> _WORK INSTRUCTIONS_:
In the entries below, every line with the string "Chondrocytes" is to be reported.

> _GIVEN DATA_:
[Start of section]
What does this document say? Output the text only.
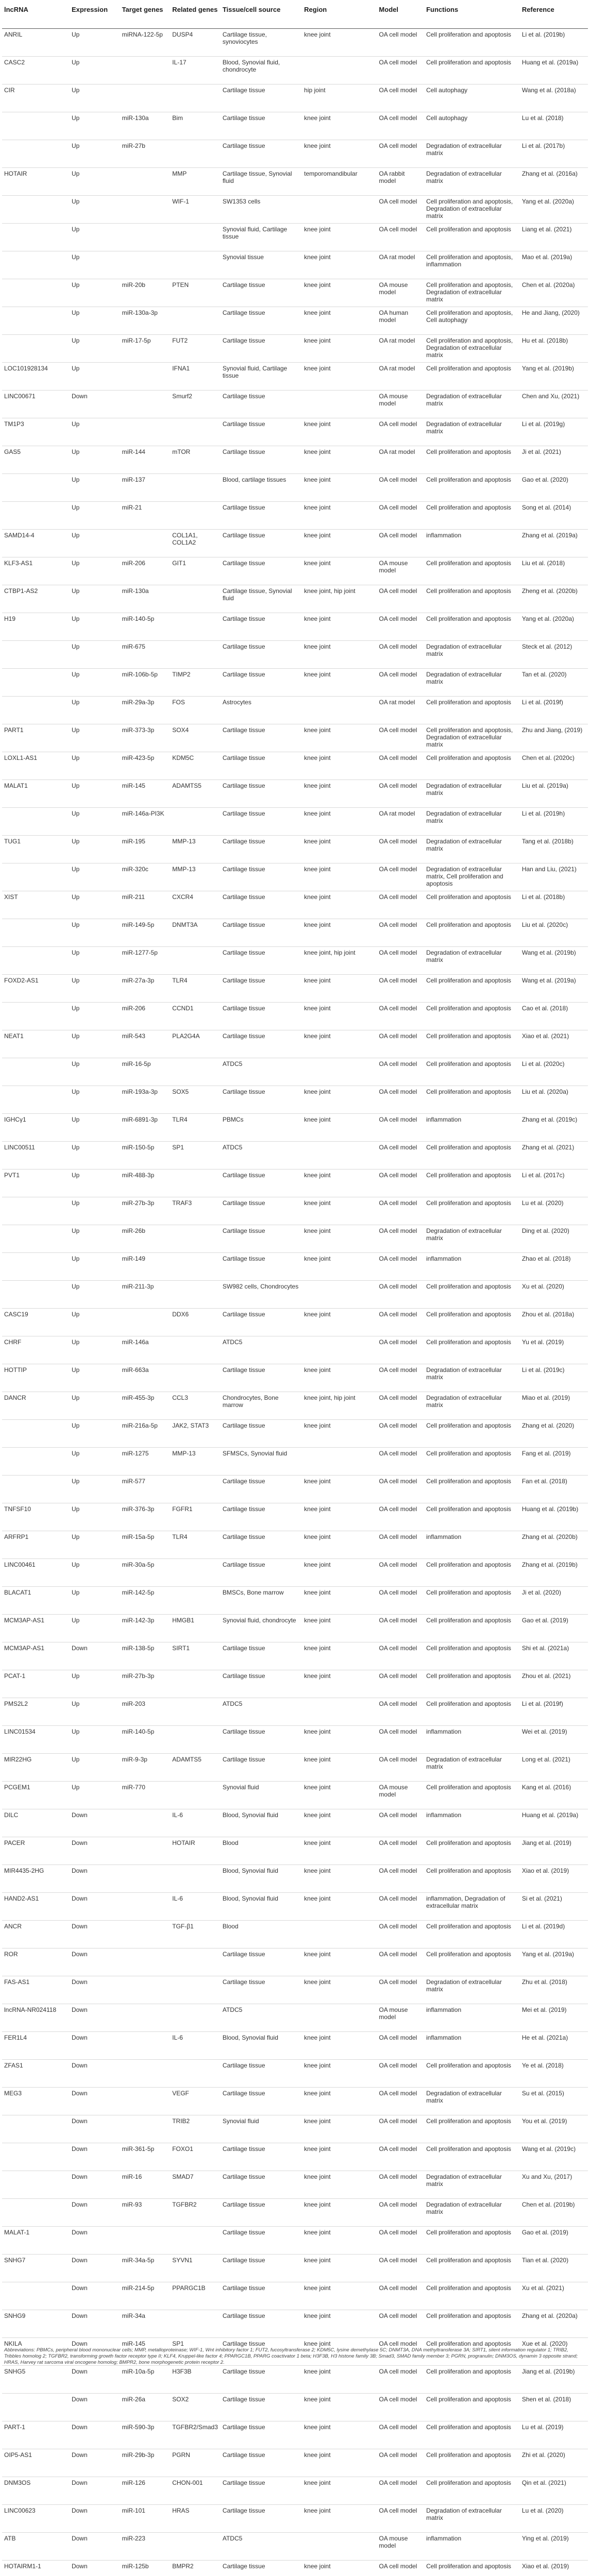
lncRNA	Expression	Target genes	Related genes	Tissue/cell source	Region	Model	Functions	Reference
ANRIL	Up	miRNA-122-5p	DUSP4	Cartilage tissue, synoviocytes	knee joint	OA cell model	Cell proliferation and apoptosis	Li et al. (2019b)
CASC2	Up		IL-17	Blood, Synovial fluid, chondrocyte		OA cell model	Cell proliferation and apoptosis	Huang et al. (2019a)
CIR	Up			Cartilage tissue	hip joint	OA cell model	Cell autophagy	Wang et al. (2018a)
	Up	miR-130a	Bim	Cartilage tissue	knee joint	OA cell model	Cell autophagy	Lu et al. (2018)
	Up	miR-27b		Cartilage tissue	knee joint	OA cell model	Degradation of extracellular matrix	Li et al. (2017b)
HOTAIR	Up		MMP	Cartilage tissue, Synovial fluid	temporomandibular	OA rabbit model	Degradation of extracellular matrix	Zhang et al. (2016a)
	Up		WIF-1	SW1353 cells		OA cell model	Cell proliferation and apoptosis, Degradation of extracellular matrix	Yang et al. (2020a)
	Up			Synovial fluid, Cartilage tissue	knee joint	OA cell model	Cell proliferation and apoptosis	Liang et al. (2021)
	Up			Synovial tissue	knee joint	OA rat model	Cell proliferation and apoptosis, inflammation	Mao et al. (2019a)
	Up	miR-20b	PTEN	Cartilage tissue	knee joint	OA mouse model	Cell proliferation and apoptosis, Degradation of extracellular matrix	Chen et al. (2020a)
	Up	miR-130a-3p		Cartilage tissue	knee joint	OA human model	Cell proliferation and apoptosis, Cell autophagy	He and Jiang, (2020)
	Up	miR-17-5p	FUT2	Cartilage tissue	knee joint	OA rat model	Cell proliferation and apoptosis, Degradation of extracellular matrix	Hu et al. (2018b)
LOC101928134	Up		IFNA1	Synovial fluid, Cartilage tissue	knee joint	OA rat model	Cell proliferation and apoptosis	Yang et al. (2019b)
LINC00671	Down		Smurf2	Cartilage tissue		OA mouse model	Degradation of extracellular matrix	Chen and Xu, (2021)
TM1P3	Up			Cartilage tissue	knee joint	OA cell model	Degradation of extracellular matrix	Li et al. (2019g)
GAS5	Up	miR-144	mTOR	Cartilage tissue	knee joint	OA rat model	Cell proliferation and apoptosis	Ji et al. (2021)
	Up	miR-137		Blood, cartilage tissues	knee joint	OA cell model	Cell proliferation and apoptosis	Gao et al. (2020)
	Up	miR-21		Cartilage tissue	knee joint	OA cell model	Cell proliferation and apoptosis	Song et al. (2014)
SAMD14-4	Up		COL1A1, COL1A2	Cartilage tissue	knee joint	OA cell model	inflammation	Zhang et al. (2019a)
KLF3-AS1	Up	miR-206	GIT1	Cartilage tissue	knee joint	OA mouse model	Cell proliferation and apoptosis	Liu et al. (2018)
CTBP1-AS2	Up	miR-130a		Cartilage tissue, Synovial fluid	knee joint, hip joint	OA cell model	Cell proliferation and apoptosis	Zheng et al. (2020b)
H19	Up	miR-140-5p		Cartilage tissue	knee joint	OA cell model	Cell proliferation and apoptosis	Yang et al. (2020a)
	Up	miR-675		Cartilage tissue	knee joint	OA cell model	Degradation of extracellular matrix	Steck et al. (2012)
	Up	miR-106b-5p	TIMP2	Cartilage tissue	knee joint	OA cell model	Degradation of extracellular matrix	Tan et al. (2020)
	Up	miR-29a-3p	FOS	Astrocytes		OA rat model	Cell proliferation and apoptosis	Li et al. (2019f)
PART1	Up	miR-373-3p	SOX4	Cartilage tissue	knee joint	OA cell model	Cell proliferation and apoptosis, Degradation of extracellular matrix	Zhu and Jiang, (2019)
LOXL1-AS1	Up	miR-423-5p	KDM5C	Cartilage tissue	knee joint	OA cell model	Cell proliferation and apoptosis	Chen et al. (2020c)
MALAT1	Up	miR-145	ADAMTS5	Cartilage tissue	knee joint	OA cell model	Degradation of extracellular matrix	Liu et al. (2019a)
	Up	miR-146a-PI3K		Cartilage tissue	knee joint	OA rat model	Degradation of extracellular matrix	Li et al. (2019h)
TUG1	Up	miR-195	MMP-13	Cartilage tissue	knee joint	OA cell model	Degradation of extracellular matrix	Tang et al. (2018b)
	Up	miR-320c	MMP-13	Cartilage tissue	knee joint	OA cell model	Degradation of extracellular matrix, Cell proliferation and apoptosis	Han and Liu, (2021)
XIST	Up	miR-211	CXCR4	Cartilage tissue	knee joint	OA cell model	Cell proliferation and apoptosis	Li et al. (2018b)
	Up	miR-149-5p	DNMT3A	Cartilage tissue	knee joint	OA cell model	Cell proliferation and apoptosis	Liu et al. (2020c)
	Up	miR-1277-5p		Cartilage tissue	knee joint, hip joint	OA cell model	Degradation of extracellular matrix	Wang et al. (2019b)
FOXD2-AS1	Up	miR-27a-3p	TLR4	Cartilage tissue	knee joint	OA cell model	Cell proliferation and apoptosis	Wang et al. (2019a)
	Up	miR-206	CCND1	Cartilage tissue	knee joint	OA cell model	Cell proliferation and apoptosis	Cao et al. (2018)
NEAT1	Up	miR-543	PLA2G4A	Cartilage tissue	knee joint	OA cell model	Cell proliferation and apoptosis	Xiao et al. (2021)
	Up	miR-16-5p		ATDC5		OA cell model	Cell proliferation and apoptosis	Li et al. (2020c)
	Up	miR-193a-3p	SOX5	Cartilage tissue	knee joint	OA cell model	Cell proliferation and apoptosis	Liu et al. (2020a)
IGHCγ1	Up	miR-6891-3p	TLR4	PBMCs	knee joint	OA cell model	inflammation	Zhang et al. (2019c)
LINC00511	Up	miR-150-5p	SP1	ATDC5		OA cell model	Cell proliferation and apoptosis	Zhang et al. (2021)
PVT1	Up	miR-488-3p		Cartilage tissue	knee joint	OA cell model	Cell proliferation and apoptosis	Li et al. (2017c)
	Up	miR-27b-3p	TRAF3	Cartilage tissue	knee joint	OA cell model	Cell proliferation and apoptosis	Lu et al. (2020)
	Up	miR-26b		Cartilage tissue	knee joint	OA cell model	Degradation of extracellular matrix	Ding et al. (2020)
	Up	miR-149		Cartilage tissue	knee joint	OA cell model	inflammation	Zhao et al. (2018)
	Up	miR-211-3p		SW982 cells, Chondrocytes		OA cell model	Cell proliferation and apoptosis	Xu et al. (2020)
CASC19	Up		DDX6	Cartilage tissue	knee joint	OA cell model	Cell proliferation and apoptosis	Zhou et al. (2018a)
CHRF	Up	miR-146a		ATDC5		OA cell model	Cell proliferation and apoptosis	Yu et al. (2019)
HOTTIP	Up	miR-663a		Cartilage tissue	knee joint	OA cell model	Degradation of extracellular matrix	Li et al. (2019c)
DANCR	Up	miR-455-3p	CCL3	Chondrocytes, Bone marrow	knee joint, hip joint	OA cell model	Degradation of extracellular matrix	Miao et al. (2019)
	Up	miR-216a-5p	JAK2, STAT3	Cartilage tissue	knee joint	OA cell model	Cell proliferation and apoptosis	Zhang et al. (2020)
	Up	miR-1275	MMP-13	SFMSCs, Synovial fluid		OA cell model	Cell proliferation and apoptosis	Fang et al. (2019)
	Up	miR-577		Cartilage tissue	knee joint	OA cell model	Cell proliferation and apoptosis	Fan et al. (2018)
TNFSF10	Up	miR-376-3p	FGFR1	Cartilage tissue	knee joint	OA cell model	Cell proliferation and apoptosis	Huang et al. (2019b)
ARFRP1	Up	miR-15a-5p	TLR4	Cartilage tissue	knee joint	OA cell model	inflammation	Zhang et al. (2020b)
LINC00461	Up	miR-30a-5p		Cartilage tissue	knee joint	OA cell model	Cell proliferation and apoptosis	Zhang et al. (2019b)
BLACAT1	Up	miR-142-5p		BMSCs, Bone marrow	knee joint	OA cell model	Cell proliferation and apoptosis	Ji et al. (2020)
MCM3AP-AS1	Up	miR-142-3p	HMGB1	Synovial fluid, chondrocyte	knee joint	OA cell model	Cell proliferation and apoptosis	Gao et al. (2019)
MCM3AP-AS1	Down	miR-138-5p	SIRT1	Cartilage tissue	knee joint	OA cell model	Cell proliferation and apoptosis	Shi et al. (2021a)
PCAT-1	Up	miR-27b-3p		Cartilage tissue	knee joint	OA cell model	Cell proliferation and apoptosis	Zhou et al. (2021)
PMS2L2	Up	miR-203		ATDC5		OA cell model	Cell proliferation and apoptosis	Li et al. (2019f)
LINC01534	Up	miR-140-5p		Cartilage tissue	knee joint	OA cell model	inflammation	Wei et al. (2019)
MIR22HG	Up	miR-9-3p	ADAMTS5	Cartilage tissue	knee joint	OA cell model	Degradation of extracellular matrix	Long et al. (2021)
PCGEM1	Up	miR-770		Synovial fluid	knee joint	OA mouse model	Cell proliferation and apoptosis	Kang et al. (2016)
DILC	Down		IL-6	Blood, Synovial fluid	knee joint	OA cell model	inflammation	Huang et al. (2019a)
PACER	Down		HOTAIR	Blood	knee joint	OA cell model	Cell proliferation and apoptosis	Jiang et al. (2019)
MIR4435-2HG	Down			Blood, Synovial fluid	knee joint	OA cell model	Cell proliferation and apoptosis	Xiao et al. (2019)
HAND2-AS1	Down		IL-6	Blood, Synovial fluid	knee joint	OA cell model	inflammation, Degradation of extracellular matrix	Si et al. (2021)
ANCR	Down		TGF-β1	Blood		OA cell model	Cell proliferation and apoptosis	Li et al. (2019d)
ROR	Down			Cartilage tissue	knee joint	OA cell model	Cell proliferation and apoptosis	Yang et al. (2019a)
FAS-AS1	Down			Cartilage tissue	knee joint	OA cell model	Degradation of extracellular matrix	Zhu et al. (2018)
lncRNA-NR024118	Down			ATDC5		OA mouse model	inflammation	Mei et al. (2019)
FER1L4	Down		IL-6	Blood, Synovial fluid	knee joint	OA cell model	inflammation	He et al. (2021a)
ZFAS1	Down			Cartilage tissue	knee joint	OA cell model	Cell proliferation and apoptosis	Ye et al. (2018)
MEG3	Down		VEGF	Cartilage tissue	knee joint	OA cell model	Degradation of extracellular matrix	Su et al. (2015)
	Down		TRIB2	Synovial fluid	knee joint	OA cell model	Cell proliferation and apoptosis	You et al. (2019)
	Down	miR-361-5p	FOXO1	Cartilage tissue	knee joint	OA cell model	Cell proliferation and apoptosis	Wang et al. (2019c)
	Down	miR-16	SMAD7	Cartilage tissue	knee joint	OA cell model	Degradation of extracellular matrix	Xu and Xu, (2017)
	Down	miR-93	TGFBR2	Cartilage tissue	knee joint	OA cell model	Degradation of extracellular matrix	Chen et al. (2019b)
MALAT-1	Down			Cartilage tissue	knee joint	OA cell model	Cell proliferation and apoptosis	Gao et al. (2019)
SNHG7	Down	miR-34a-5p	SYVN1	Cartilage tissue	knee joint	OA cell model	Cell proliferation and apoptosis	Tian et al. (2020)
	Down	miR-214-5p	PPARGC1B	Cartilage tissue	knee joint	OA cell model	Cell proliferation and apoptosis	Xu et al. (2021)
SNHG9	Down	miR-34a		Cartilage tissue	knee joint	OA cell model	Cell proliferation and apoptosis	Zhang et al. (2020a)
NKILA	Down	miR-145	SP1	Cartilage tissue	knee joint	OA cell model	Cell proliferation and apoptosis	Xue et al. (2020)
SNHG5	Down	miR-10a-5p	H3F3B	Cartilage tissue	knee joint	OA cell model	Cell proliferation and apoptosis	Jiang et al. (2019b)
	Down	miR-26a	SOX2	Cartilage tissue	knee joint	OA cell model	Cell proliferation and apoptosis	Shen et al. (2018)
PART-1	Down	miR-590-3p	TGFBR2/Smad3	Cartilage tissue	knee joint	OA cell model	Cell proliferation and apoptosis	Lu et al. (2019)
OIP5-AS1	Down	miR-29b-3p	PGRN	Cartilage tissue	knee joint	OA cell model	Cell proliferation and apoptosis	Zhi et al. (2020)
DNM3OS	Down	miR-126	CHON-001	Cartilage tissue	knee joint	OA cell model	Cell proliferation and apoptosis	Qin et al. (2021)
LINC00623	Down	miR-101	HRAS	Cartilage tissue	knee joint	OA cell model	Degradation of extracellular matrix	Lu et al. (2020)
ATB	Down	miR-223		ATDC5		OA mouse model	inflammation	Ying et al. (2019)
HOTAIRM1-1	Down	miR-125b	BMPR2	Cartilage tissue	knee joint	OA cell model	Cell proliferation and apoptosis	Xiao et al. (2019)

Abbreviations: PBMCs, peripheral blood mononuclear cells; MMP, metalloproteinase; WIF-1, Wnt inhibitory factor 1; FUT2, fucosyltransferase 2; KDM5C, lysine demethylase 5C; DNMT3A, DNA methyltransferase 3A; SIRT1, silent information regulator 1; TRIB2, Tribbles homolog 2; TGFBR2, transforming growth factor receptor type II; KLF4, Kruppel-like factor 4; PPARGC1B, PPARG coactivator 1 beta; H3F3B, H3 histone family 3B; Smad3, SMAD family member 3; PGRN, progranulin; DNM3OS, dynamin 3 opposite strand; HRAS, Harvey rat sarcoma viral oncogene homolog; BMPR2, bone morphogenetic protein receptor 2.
[End of section]
> _SOLUTION FOR THIS TASK_:
	Up	miR-211-3p		SW982 cells, Chondrocytes		OA cell model	Cell proliferation and apoptosis	Xu et al. (2020)
DANCR	Up	miR-455-3p	CCL3	Chondrocytes, Bone marrow	knee joint, hip joint	OA cell model	Degradation of extracellular matrix	Miao et al. (2019)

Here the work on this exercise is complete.